======== Provided entries
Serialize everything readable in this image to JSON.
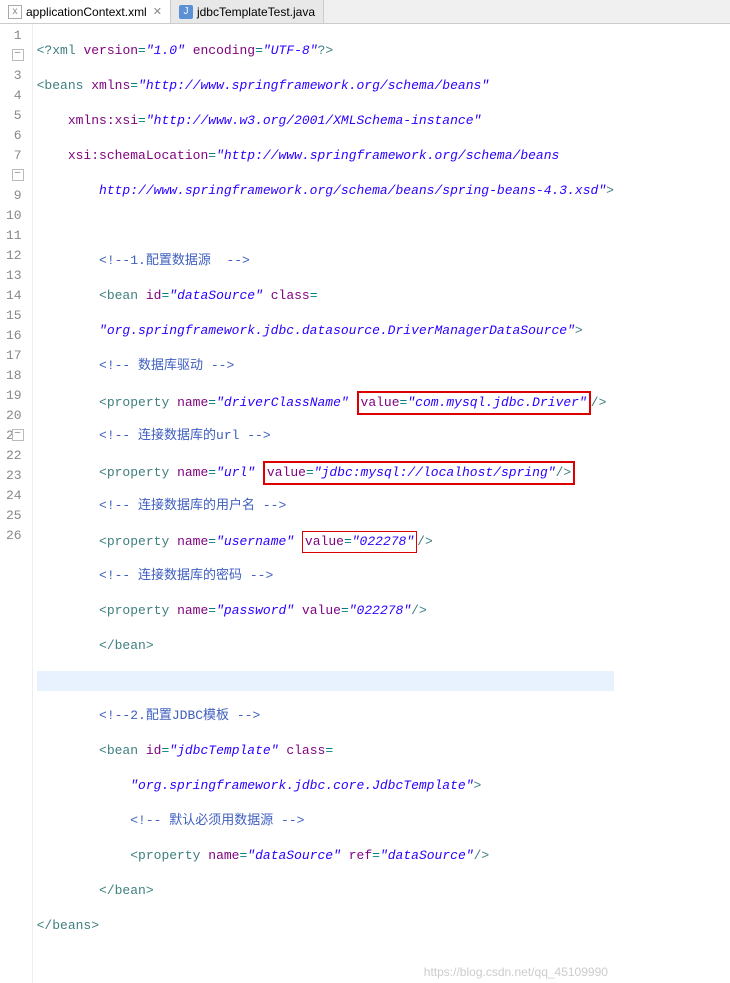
{
  "tabs": [
    {
      "label": "applicationContext.xml",
      "active": true,
      "icon": "x"
    },
    {
      "label": "jdbcTemplateTest.java",
      "active": false,
      "icon": "J"
    }
  ],
  "lines": {
    "l1": {
      "pi1": "<?xml",
      "attr_ver": "version",
      "val_ver": "\"1.0\"",
      "attr_enc": "encoding",
      "val_enc": "\"UTF-8\"",
      "pi2": "?>"
    },
    "l2": {
      "open": "<beans",
      "attr": "xmlns",
      "val": "\"http://www.springframework.org/schema/beans\""
    },
    "l3": {
      "attr": "xmlns:xsi",
      "val": "\"http://www.w3.org/2001/XMLSchema-instance\""
    },
    "l4": {
      "attr": "xsi:schemaLocation",
      "val": "\"http://www.springframework.org/schema/beans"
    },
    "l5": {
      "val": "http://www.springframework.org/schema/beans/spring-beans-4.3.xsd\"",
      "close": ">"
    },
    "l7": {
      "cmt": "<!--1.配置数据源  -->"
    },
    "l8": {
      "open": "<bean",
      "attr_id": "id",
      "val_id": "\"dataSource\"",
      "attr_cls": "class",
      "eq": "="
    },
    "l9": {
      "val": "\"org.springframework.jdbc.datasource.DriverManagerDataSource\"",
      "close": ">"
    },
    "l10": {
      "cmt": "<!-- 数据库驱动 -->"
    },
    "l11": {
      "open": "<property",
      "attr_name": "name",
      "val_name": "\"driverClassName\"",
      "attr_val": "value",
      "val_val": "\"com.mysql.jdbc.Driver\"",
      "close": "/>"
    },
    "l12": {
      "cmt": "<!-- 连接数据库的url -->"
    },
    "l13": {
      "open": "<property",
      "attr_name": "name",
      "val_name": "\"url\"",
      "attr_val": "value",
      "val_val": "\"jdbc:mysql://localhost/spring\"",
      "close": "/>"
    },
    "l14": {
      "cmt": "<!-- 连接数据库的用户名 -->"
    },
    "l15": {
      "open": "<property",
      "attr_name": "name",
      "val_name": "\"username\"",
      "attr_val": "value",
      "val_val": "\"022278\"",
      "close": "/>"
    },
    "l16": {
      "cmt": "<!-- 连接数据库的密码 -->"
    },
    "l17": {
      "open": "<property",
      "attr_name": "name",
      "val_name": "\"password\"",
      "attr_val": "value",
      "val_val": "\"022278\"",
      "close": "/>"
    },
    "l18": {
      "close": "</bean>"
    },
    "l20": {
      "cmt": "<!--2.配置JDBC模板 -->"
    },
    "l21": {
      "open": "<bean",
      "attr_id": "id",
      "val_id": "\"jdbcTemplate\"",
      "attr_cls": "class",
      "eq": "="
    },
    "l22": {
      "val": "\"org.springframework.jdbc.core.JdbcTemplate\"",
      "close": ">"
    },
    "l23": {
      "cmt": "<!-- 默认必须用数据源 -->"
    },
    "l24": {
      "open": "<property",
      "attr_name": "name",
      "val_name": "\"dataSource\"",
      "attr_ref": "ref",
      "val_ref": "\"dataSource\"",
      "close": "/>"
    },
    "l25": {
      "close": "</bean>"
    },
    "l26": {
      "close": "</beans>"
    }
  },
  "watermark": "https://blog.csdn.net/qq_45109990"
}
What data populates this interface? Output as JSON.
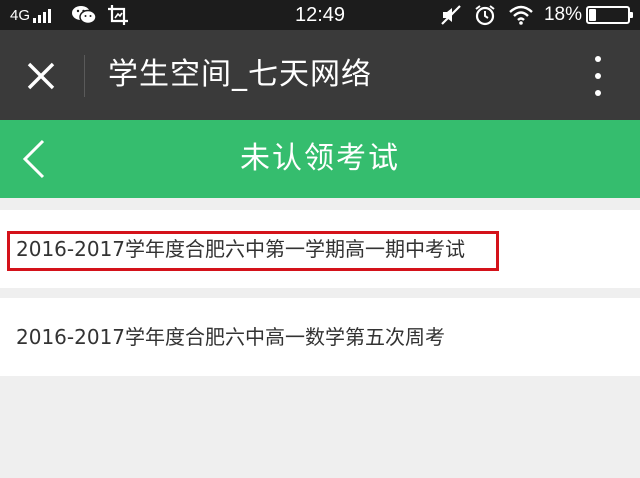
{
  "status_bar": {
    "network": "4G",
    "time": "12:49",
    "battery_text": "18%",
    "battery_level": 0.18,
    "icons": [
      "signal-icon",
      "wechat-icon",
      "screenshot-icon",
      "mute-icon",
      "alarm-icon",
      "wifi-icon",
      "battery-icon"
    ]
  },
  "webview": {
    "title": "学生空间_七天网络",
    "icons": [
      "close-icon",
      "more-icon"
    ]
  },
  "header": {
    "title": "未认领考试",
    "icons": [
      "back-arrow-icon"
    ],
    "color": "#35bd6e"
  },
  "exams": [
    {
      "name": "2016-2017学年度合肥六中第一学期高一期中考试",
      "highlighted": true
    },
    {
      "name": "2016-2017学年度合肥六中高一数学第五次周考",
      "highlighted": false
    }
  ],
  "colors": {
    "status_bar": "#1c1c1c",
    "title_bar": "#3a3a3a",
    "background": "#efefef",
    "highlight": "#d4121a"
  }
}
================
Report only the count of lines that include the string "beans".

5